Exercise - Below is some material; set it all down exactly, apart from the pictures.

(Part of a data file)

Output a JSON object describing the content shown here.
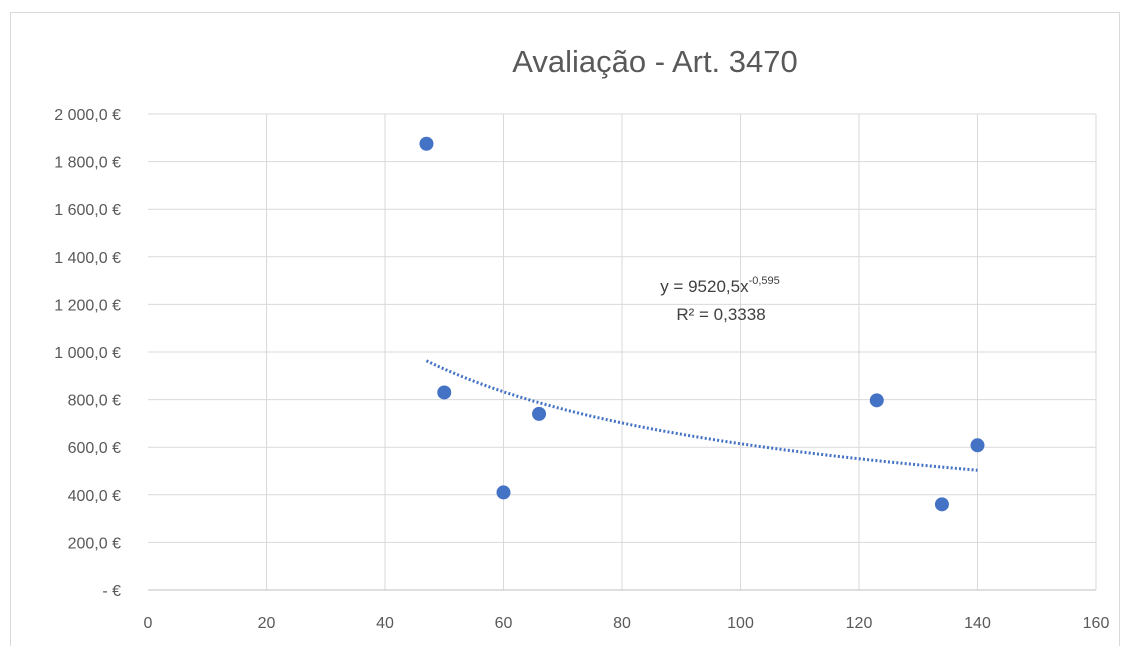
{
  "chart_data": {
    "type": "scatter",
    "title": "Avaliação - Art. 3470",
    "xlabel": "",
    "ylabel": "",
    "xlim": [
      0,
      160
    ],
    "ylim": [
      0,
      2000
    ],
    "x_ticks": [
      0,
      20,
      40,
      60,
      80,
      100,
      120,
      140,
      160
    ],
    "x_tick_labels": [
      "0",
      "20",
      "40",
      "60",
      "80",
      "100",
      "120",
      "140",
      "160"
    ],
    "y_ticks": [
      0,
      200,
      400,
      600,
      800,
      1000,
      1200,
      1400,
      1600,
      1800,
      2000
    ],
    "y_tick_labels": [
      "-   €",
      "200,0 €",
      "400,0 €",
      "600,0 €",
      "800,0 €",
      "1 000,0 €",
      "1 200,0 €",
      "1 400,0 €",
      "1 600,0 €",
      "1 800,0 €",
      "2 000,0 €"
    ],
    "grid": true,
    "series": [
      {
        "color": "#4472c4",
        "points": [
          {
            "x": 47,
            "y": 1875
          },
          {
            "x": 50,
            "y": 830
          },
          {
            "x": 60,
            "y": 410
          },
          {
            "x": 66,
            "y": 740
          },
          {
            "x": 123,
            "y": 797
          },
          {
            "x": 134,
            "y": 360
          },
          {
            "x": 140,
            "y": 608
          }
        ]
      }
    ],
    "trendline": {
      "type": "power",
      "coefficient": 9520.5,
      "exponent": -0.595,
      "x_range": [
        47,
        140
      ],
      "color": "#4472c4",
      "style": "dotted",
      "equation_prefix": "y = 9520,5x",
      "equation_exponent": "-0,595",
      "r_squared_label": "R² = 0,3338"
    }
  }
}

Written solution -
Output a JSON object describing the content shown here.
{
  "chart_data": {
    "type": "scatter",
    "title": "Avaliação - Art. 3470",
    "xlabel": "",
    "ylabel": "",
    "xlim": [
      0,
      160
    ],
    "ylim": [
      0,
      2000
    ],
    "x_ticks": [
      0,
      20,
      40,
      60,
      80,
      100,
      120,
      140,
      160
    ],
    "x_tick_labels": [
      "0",
      "20",
      "40",
      "60",
      "80",
      "100",
      "120",
      "140",
      "160"
    ],
    "y_ticks": [
      0,
      200,
      400,
      600,
      800,
      1000,
      1200,
      1400,
      1600,
      1800,
      2000
    ],
    "y_tick_labels": [
      "-   €",
      "200,0 €",
      "400,0 €",
      "600,0 €",
      "800,0 €",
      "1 000,0 €",
      "1 200,0 €",
      "1 400,0 €",
      "1 600,0 €",
      "1 800,0 €",
      "2 000,0 €"
    ],
    "grid": true,
    "series": [
      {
        "color": "#4472c4",
        "points": [
          {
            "x": 47,
            "y": 1875
          },
          {
            "x": 50,
            "y": 830
          },
          {
            "x": 60,
            "y": 410
          },
          {
            "x": 66,
            "y": 740
          },
          {
            "x": 123,
            "y": 797
          },
          {
            "x": 134,
            "y": 360
          },
          {
            "x": 140,
            "y": 608
          }
        ]
      }
    ],
    "trendline": {
      "type": "power",
      "coefficient": 9520.5,
      "exponent": -0.595,
      "x_range": [
        47,
        140
      ],
      "color": "#4472c4",
      "style": "dotted",
      "equation_prefix": "y = 9520,5x",
      "equation_exponent": "-0,595",
      "r_squared_label": "R² = 0,3338"
    }
  }
}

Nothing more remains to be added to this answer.